═════ Records provided
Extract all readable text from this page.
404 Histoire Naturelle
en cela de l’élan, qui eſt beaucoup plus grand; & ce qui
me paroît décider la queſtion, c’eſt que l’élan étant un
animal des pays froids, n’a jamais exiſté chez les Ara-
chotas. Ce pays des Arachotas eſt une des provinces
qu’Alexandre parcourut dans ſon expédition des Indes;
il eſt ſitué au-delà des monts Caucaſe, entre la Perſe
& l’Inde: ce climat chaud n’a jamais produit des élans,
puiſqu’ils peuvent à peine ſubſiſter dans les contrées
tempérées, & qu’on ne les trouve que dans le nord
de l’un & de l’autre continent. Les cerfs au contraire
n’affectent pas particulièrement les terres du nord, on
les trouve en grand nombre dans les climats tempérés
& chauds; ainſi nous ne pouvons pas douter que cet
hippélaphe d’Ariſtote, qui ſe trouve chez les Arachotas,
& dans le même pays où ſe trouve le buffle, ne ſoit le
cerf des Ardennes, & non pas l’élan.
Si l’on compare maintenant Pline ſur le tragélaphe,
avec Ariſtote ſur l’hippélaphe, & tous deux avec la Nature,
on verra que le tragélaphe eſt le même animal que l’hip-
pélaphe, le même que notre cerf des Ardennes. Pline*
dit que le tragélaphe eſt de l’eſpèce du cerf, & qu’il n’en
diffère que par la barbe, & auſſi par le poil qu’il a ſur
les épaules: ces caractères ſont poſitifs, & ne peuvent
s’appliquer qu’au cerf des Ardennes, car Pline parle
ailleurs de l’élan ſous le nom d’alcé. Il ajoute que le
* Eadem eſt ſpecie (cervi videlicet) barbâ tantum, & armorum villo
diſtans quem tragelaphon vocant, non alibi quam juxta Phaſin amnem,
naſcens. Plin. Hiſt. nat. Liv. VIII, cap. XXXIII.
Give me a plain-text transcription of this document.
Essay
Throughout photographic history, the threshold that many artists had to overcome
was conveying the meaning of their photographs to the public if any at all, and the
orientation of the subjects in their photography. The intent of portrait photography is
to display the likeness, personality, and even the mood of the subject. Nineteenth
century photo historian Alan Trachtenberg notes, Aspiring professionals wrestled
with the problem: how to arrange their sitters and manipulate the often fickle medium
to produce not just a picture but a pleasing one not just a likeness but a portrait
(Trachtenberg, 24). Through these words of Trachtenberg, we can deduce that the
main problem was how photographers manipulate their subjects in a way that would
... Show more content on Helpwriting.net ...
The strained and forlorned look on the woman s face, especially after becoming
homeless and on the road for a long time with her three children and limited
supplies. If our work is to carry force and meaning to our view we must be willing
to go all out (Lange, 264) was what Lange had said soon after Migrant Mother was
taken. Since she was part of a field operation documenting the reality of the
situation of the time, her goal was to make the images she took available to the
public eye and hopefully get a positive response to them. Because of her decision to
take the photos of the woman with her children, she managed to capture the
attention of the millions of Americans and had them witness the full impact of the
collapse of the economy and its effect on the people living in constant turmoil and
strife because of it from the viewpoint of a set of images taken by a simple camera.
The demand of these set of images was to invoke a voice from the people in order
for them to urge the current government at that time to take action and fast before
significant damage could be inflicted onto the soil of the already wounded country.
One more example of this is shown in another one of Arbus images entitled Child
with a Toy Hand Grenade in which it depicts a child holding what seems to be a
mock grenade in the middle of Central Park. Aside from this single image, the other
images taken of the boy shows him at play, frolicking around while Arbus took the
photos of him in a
══════════
Written exercise
Filter the data, keeping only the lines that contain "nord".

Full output
tempérées, & qu’on ne les trouve que dans le nord
n’affectent pas particulièrement les terres du nord, on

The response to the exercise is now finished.